THE TASK: Omit images. Retype all entries verbatim.

─── SUPPLIED MATERIAL

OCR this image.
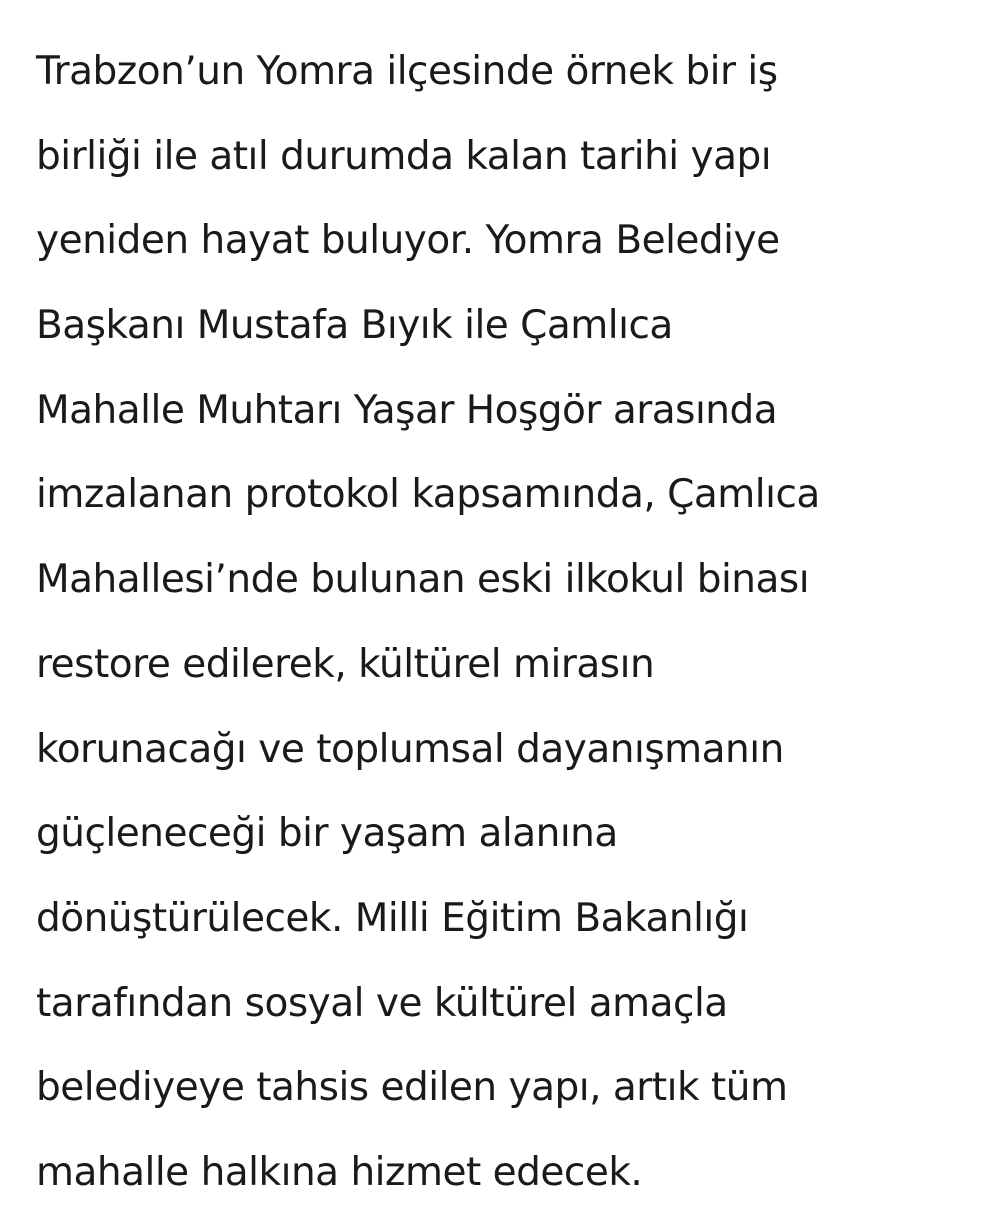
Trabzon’un Yomra ilçesinde örnek bir iş
birliği ile atıl durumda kalan tarihi yapı
yeniden hayat buluyor. Yomra Belediye
Başkanı Mustafa Bıyık ile Çamlıca
Mahalle Muhtarı Yaşar Hoşgör arasında
imzalanan protokol kapsamında, Çamlıca
Mahallesi’nde bulunan eski ilkokul binası
restore edilerek, kültürel mirasın
korunacağı ve toplumsal dayanışmanın
güçleneceği bir yaşam alanına
dönüştürülecek. Milli Eğitim Bakanlığı
tarafından sosyal ve kültürel amaçla
belediyeye tahsis edilen yapı, artık tüm
mahalle halkına hizmet edecek.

──────

ANSWER BELOW:
OCR this image.
Trabzon’un Yomra ilçesinde örnek bir iş
birliği ile atıl durumda kalan tarihi yapı
yeniden hayat buluyor. Yomra Belediye
Başkanı Mustafa Bıyık ile Çamlıca
Mahalle Muhtarı Yaşar Hoşgör arasında
imzalanan protokol kapsamında, Çamlıca
Mahallesi’nde bulunan eski ilkokul binası
restore edilerek, kültürel mirasın
korunacağı ve toplumsal dayanışmanın
güçleneceği bir yaşam alanına
dönüştürülecek. Milli Eğitim Bakanlığı
tarafından sosyal ve kültürel amaçla
belediyeye tahsis edilen yapı, artık tüm
mahalle halkına hizmet edecek.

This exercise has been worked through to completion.